### Records for this task
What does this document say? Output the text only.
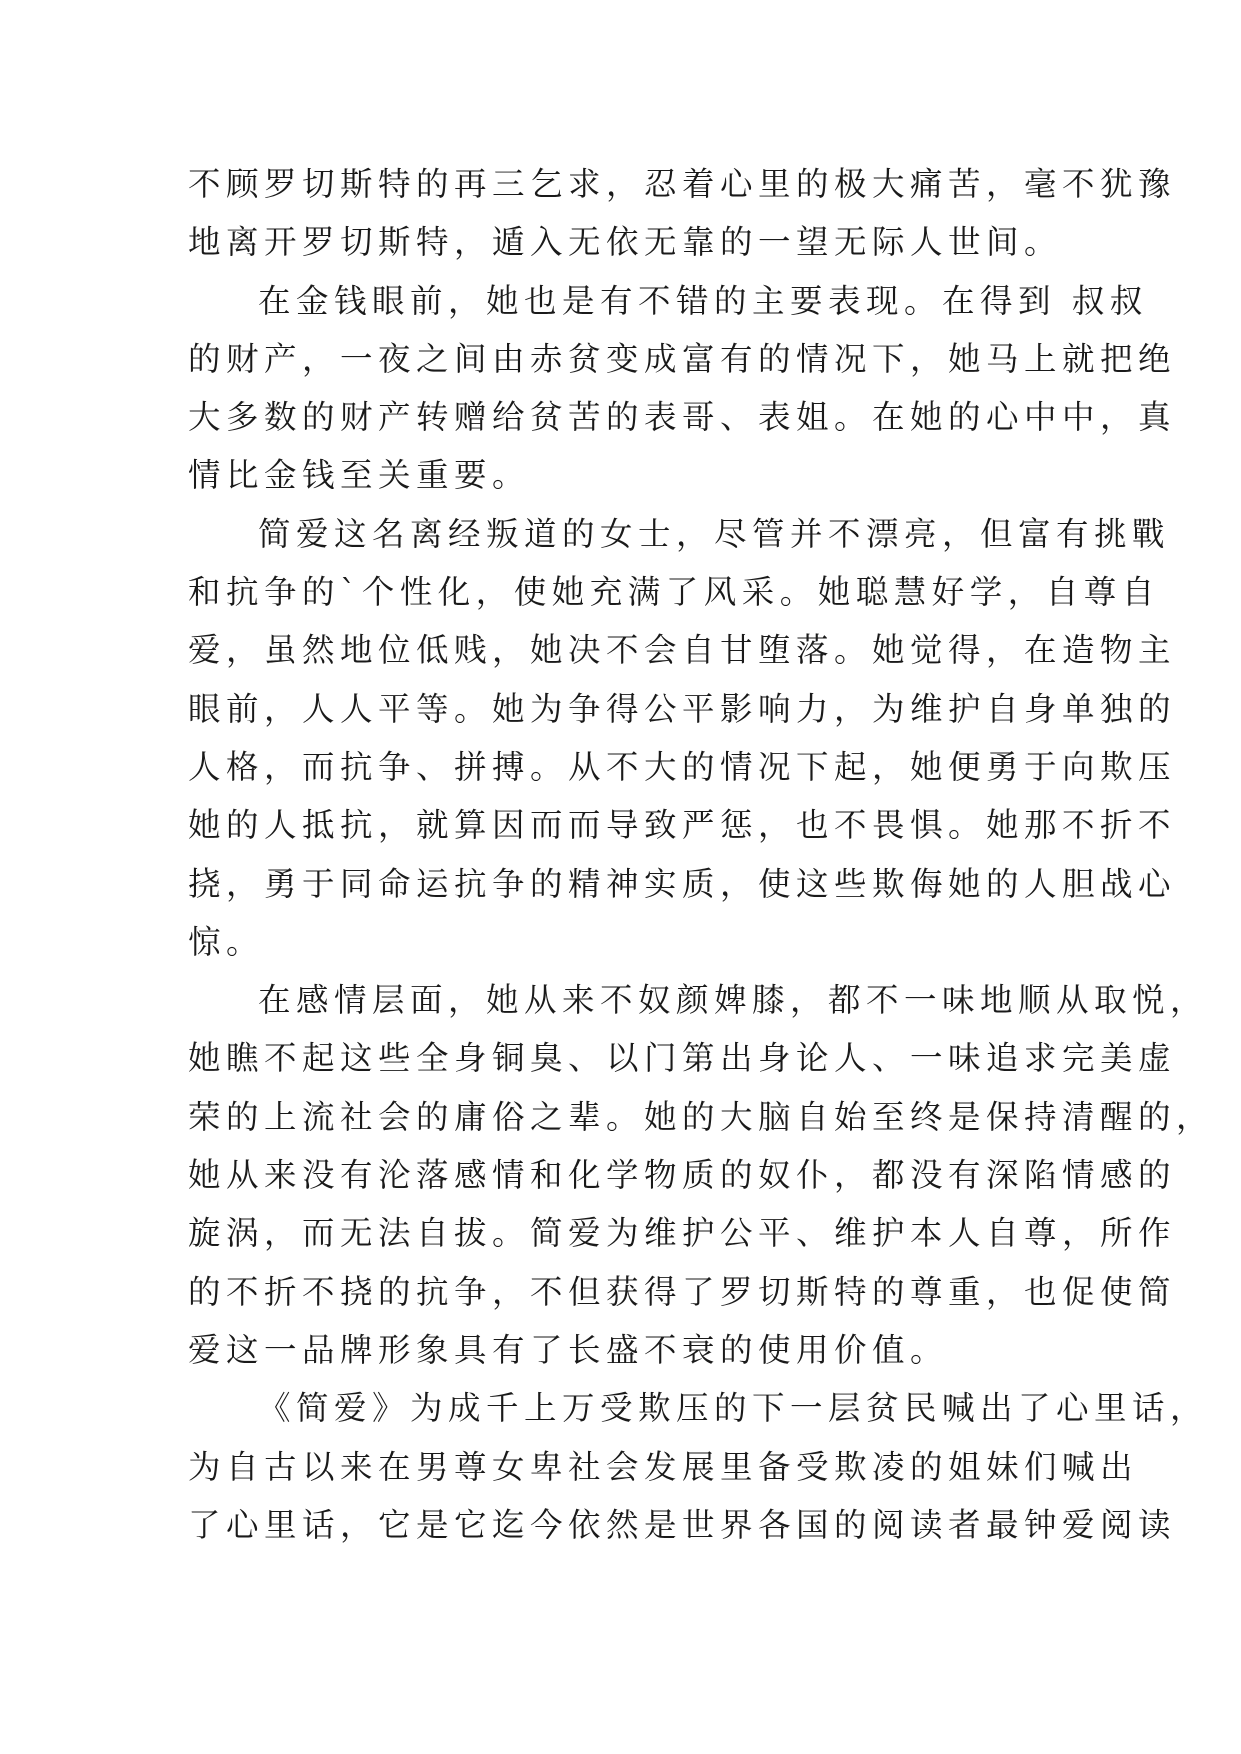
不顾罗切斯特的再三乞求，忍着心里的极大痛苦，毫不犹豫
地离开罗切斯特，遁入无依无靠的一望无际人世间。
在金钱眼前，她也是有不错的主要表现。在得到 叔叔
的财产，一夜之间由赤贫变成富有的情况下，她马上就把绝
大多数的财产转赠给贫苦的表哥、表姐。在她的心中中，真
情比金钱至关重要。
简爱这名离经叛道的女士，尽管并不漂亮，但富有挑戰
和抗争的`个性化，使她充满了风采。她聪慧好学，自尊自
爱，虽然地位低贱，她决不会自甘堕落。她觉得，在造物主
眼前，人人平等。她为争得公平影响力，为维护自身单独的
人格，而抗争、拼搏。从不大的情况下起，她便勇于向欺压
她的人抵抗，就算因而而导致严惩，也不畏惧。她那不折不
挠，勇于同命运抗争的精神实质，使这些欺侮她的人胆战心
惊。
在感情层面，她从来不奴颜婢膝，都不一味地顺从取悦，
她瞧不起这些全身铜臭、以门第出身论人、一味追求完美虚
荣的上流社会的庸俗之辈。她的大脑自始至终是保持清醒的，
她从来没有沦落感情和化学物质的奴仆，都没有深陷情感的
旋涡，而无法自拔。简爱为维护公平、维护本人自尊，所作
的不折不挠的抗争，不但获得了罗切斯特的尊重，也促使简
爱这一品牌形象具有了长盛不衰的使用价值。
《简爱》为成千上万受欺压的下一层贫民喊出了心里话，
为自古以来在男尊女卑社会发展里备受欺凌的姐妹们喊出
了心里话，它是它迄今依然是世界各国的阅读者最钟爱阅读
######
### Exercise brief
Repeat the records above exactly, leaving out any pictures they contain.

### Expected answer
What does this document say? Output the text only.
不顾罗切斯特的再三乞求，忍着心里的极大痛苦，毫不犹豫
地离开罗切斯特，遁入无依无靠的一望无际人世间。
在金钱眼前，她也是有不错的主要表现。在得到 叔叔
的财产，一夜之间由赤贫变成富有的情况下，她马上就把绝
大多数的财产转赠给贫苦的表哥、表姐。在她的心中中，真
情比金钱至关重要。
简爱这名离经叛道的女士，尽管并不漂亮，但富有挑戰
和抗争的`个性化，使她充满了风采。她聪慧好学，自尊自
爱，虽然地位低贱，她决不会自甘堕落。她觉得，在造物主
眼前，人人平等。她为争得公平影响力，为维护自身单独的
人格，而抗争、拼搏。从不大的情况下起，她便勇于向欺压
她的人抵抗，就算因而而导致严惩，也不畏惧。她那不折不
挠，勇于同命运抗争的精神实质，使这些欺侮她的人胆战心
惊。
在感情层面，她从来不奴颜婢膝，都不一味地顺从取悦，
她瞧不起这些全身铜臭、以门第出身论人、一味追求完美虚
荣的上流社会的庸俗之辈。她的大脑自始至终是保持清醒的，
她从来没有沦落感情和化学物质的奴仆，都没有深陷情感的
旋涡，而无法自拔。简爱为维护公平、维护本人自尊，所作
的不折不挠的抗争，不但获得了罗切斯特的尊重，也促使简
爱这一品牌形象具有了长盛不衰的使用价值。
《简爱》为成千上万受欺压的下一层贫民喊出了心里话，
为自古以来在男尊女卑社会发展里备受欺凌的姐妹们喊出
了心里话，它是它迄今依然是世界各国的阅读者最钟爱阅读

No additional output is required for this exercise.